Records that describe figures
####################

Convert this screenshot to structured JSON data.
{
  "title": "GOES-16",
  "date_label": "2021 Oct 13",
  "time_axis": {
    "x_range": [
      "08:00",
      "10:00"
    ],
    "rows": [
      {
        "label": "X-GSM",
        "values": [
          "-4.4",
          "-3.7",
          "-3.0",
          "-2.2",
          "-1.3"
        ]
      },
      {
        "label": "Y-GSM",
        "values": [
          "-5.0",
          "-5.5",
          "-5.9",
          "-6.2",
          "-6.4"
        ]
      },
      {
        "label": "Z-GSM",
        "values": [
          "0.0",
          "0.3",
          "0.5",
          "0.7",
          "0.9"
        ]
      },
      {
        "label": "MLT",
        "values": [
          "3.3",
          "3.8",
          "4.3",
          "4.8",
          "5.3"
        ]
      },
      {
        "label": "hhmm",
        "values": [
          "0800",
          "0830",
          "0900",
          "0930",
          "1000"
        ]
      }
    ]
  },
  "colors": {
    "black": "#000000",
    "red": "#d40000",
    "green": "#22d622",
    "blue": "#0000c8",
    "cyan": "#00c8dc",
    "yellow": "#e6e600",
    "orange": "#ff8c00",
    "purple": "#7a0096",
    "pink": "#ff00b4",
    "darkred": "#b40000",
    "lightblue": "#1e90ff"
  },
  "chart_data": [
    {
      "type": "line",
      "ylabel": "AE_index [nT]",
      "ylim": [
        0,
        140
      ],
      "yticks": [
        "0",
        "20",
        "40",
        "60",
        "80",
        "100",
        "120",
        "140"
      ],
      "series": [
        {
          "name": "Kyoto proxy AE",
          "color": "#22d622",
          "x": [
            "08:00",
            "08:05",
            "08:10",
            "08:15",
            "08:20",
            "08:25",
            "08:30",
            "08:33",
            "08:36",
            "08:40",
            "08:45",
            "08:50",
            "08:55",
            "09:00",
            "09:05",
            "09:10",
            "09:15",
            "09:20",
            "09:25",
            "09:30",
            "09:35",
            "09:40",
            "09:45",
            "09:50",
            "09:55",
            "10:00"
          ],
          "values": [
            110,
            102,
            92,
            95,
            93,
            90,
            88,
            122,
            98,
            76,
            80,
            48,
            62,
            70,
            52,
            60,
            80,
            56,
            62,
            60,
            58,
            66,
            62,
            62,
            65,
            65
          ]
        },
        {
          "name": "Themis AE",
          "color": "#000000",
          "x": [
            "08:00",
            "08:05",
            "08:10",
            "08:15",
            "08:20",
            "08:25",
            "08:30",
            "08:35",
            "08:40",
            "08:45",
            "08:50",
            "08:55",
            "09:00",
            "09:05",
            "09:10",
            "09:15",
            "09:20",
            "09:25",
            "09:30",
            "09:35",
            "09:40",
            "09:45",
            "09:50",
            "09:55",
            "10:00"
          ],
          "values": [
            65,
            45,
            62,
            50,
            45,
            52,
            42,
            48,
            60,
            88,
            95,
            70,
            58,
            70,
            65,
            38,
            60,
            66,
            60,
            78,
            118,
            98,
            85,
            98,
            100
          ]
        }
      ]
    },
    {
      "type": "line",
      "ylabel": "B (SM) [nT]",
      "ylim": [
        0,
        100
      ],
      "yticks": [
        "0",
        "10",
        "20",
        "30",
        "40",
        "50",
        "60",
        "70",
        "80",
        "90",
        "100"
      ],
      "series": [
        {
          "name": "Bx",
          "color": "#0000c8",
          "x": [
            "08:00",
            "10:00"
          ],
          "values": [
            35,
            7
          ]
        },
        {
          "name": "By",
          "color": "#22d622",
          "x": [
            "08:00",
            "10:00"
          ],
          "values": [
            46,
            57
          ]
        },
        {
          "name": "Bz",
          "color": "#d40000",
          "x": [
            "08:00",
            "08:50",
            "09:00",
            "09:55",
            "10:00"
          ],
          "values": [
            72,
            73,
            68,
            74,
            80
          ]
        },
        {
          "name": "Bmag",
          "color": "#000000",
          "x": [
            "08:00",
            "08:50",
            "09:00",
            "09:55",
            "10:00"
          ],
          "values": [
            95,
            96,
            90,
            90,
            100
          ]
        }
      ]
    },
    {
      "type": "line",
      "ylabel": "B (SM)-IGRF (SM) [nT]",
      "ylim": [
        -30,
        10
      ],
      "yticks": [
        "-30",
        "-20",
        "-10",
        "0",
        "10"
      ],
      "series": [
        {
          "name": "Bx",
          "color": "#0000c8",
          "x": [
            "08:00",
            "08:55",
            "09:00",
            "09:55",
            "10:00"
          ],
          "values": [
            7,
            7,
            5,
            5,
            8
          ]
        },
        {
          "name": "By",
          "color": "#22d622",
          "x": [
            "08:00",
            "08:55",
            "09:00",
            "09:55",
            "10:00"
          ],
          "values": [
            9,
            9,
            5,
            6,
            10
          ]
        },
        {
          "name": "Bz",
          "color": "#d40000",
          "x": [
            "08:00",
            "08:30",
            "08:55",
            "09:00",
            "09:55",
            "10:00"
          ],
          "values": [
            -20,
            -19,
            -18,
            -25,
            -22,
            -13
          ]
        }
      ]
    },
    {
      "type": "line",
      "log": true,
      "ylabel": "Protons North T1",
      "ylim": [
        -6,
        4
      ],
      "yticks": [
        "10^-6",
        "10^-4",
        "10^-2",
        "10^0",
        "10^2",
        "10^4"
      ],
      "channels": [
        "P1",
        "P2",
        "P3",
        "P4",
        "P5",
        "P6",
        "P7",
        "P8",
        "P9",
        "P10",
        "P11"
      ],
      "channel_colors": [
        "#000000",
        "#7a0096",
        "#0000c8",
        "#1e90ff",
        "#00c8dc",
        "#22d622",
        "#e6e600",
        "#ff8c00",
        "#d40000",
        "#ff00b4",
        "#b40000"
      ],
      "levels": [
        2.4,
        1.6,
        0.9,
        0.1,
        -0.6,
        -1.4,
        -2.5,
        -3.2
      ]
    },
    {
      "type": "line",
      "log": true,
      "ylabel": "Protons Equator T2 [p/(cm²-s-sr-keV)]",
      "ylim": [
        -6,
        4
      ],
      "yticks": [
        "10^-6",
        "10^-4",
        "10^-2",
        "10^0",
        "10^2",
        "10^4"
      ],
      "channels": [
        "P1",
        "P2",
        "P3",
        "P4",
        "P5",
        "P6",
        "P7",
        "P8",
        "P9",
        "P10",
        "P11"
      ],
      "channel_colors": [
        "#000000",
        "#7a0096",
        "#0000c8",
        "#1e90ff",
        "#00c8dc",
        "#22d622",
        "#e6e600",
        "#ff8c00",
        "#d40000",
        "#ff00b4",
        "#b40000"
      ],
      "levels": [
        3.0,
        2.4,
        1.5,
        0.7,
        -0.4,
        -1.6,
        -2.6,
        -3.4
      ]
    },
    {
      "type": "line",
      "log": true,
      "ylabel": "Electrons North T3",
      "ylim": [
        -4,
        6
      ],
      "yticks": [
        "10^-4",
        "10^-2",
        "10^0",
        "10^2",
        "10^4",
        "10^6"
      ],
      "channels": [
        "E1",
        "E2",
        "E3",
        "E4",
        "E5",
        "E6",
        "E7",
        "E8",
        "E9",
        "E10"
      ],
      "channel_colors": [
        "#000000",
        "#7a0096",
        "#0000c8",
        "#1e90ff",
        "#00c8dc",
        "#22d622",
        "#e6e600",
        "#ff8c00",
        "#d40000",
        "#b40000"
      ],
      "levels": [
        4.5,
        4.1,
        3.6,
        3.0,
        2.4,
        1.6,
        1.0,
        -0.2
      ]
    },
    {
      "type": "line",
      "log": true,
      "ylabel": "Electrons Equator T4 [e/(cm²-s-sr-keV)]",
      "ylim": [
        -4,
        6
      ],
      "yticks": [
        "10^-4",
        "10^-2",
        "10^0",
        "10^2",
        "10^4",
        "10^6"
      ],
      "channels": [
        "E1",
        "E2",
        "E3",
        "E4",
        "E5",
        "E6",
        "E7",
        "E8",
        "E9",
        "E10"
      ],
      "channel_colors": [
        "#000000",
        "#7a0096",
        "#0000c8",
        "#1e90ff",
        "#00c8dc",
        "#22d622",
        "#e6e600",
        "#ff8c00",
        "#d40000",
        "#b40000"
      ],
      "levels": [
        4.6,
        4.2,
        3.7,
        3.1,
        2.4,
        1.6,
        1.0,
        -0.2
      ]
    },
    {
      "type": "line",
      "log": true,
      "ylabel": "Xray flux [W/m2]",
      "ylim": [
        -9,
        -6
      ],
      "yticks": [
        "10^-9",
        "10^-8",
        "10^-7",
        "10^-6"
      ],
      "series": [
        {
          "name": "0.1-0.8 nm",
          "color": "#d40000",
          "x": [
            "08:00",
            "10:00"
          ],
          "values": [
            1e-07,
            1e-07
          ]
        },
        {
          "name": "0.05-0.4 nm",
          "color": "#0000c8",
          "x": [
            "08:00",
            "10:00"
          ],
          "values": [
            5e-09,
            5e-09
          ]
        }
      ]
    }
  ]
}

####################

## Work to be completed
Scan the entries above for the word "Protons" and collect each line holding it.

## Answer to the exercise
      "ylabel": "Protons North T1",
      "ylabel": "Protons Equator T2 [p/(cm²-s-sr-keV)]",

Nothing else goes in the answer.